• **Exercise goal**: How many lines of these entries include the string "rate"? State the number alone.

• **Data records**:
::::

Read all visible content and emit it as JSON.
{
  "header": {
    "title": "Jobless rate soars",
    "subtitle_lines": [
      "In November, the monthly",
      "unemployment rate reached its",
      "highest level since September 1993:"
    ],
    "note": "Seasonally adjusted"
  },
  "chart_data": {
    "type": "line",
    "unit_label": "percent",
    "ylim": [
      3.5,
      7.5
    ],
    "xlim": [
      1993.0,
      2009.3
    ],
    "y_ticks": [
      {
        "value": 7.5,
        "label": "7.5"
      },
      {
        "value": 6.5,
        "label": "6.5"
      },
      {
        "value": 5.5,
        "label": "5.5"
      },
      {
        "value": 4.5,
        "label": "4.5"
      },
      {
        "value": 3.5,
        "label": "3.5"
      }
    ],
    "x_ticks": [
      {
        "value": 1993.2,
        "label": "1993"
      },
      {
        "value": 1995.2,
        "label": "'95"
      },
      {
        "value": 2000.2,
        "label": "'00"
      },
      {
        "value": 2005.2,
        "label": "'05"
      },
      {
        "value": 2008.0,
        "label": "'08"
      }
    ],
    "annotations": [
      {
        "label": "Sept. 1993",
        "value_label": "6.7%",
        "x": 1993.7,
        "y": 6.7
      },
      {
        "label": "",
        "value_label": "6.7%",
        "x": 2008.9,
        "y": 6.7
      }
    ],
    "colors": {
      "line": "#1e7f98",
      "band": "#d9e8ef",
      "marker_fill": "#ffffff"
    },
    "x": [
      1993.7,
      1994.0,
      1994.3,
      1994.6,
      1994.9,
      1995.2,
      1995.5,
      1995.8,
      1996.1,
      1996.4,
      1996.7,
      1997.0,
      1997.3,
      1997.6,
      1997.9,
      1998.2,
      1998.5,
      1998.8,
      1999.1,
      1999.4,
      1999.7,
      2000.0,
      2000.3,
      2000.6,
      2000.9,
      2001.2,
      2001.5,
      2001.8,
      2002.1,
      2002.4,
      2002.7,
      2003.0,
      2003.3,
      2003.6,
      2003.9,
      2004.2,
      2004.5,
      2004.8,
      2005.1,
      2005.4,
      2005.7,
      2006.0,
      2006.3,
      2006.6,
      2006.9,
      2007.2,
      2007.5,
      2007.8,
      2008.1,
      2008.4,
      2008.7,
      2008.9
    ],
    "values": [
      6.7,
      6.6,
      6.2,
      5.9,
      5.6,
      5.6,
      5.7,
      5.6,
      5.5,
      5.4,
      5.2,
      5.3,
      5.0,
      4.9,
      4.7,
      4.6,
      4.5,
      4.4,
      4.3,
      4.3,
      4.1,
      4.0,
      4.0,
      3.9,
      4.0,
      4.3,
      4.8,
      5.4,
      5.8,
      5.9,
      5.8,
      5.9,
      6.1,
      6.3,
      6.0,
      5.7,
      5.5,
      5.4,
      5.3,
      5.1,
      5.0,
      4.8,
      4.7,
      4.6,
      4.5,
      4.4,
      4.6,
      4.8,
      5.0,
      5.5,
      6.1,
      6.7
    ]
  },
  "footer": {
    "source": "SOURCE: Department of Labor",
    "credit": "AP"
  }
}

::::

• **Solution for this problem**: 2